======== DATASET ENTRIES ========
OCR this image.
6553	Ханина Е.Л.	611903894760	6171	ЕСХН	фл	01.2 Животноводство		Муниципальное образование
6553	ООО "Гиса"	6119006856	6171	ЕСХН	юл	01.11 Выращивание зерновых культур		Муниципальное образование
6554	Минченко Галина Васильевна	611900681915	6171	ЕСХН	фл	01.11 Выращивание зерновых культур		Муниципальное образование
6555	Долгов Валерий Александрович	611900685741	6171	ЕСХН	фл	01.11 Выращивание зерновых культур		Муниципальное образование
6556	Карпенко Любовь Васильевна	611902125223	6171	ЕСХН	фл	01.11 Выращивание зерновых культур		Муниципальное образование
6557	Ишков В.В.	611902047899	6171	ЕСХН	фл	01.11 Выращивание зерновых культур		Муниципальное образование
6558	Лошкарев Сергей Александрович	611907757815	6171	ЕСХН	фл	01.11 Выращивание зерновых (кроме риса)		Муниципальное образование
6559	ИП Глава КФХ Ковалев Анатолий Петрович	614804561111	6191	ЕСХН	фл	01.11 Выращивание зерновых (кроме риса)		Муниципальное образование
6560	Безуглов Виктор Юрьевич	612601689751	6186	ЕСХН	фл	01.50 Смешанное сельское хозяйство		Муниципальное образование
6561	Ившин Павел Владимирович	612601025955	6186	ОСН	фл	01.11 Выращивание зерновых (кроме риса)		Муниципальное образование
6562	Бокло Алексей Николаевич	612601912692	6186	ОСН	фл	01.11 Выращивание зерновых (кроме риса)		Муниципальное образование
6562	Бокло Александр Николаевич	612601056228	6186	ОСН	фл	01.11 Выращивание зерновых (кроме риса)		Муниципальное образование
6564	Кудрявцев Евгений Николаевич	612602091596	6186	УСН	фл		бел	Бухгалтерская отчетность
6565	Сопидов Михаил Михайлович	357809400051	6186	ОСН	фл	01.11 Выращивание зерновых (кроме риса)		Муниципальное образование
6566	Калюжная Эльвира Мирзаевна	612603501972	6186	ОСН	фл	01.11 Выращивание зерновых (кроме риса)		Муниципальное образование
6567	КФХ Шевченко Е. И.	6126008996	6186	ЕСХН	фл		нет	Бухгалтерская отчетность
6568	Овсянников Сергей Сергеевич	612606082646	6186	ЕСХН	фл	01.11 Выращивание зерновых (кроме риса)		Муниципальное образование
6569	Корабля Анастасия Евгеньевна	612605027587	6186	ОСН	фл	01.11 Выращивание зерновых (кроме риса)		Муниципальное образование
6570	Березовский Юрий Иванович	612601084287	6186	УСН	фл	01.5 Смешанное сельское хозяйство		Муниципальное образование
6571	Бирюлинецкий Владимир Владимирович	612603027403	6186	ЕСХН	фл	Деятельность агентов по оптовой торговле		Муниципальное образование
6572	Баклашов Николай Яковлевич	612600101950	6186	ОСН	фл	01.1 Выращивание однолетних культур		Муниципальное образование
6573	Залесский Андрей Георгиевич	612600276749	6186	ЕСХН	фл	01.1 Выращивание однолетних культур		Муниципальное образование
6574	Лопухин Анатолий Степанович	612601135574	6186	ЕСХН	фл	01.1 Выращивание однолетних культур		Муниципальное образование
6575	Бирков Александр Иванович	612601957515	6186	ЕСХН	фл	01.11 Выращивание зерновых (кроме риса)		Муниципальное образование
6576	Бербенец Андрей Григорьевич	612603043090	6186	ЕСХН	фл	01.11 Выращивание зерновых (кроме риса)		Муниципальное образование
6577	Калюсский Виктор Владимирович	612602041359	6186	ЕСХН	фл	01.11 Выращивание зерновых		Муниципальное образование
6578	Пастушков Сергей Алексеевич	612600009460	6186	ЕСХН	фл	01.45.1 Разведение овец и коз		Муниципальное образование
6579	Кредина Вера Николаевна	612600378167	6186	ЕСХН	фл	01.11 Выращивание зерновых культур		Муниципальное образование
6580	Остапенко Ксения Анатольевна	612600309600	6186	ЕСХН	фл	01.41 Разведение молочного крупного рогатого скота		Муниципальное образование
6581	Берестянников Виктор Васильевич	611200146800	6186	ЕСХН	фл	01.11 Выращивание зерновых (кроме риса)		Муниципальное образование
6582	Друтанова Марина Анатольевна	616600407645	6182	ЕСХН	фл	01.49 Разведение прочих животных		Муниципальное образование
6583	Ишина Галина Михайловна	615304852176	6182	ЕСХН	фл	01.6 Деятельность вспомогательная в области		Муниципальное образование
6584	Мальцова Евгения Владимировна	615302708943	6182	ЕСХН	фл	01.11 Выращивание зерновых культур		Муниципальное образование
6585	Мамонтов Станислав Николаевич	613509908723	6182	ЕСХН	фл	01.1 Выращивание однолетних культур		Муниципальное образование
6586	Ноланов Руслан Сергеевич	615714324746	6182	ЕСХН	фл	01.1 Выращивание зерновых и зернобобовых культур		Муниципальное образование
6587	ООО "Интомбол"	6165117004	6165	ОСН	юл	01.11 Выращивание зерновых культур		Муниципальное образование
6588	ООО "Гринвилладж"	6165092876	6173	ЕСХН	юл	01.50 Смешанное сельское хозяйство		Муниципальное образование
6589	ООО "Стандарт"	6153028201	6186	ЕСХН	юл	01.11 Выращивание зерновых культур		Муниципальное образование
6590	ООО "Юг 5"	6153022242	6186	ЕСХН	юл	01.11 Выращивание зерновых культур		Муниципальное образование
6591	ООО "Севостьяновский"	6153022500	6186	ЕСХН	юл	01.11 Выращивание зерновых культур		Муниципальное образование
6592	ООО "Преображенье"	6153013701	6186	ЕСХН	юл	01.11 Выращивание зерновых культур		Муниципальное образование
========
■ WORK INSTRUCTIONS: Filter the data for the string "Анатольевна" and copy every line that has it.

■ RESULT BELOW:
6580	Остапенко Ксения Анатольевна	612600309600	6186	ЕСХН	фл	01.41 Разведение молочного крупного рогатого скота		Муниципальное образование
6582	Друтанова Марина Анатольевна	616600407645	6182	ЕСХН	фл	01.49 Разведение прочих животных		Муниципальное образование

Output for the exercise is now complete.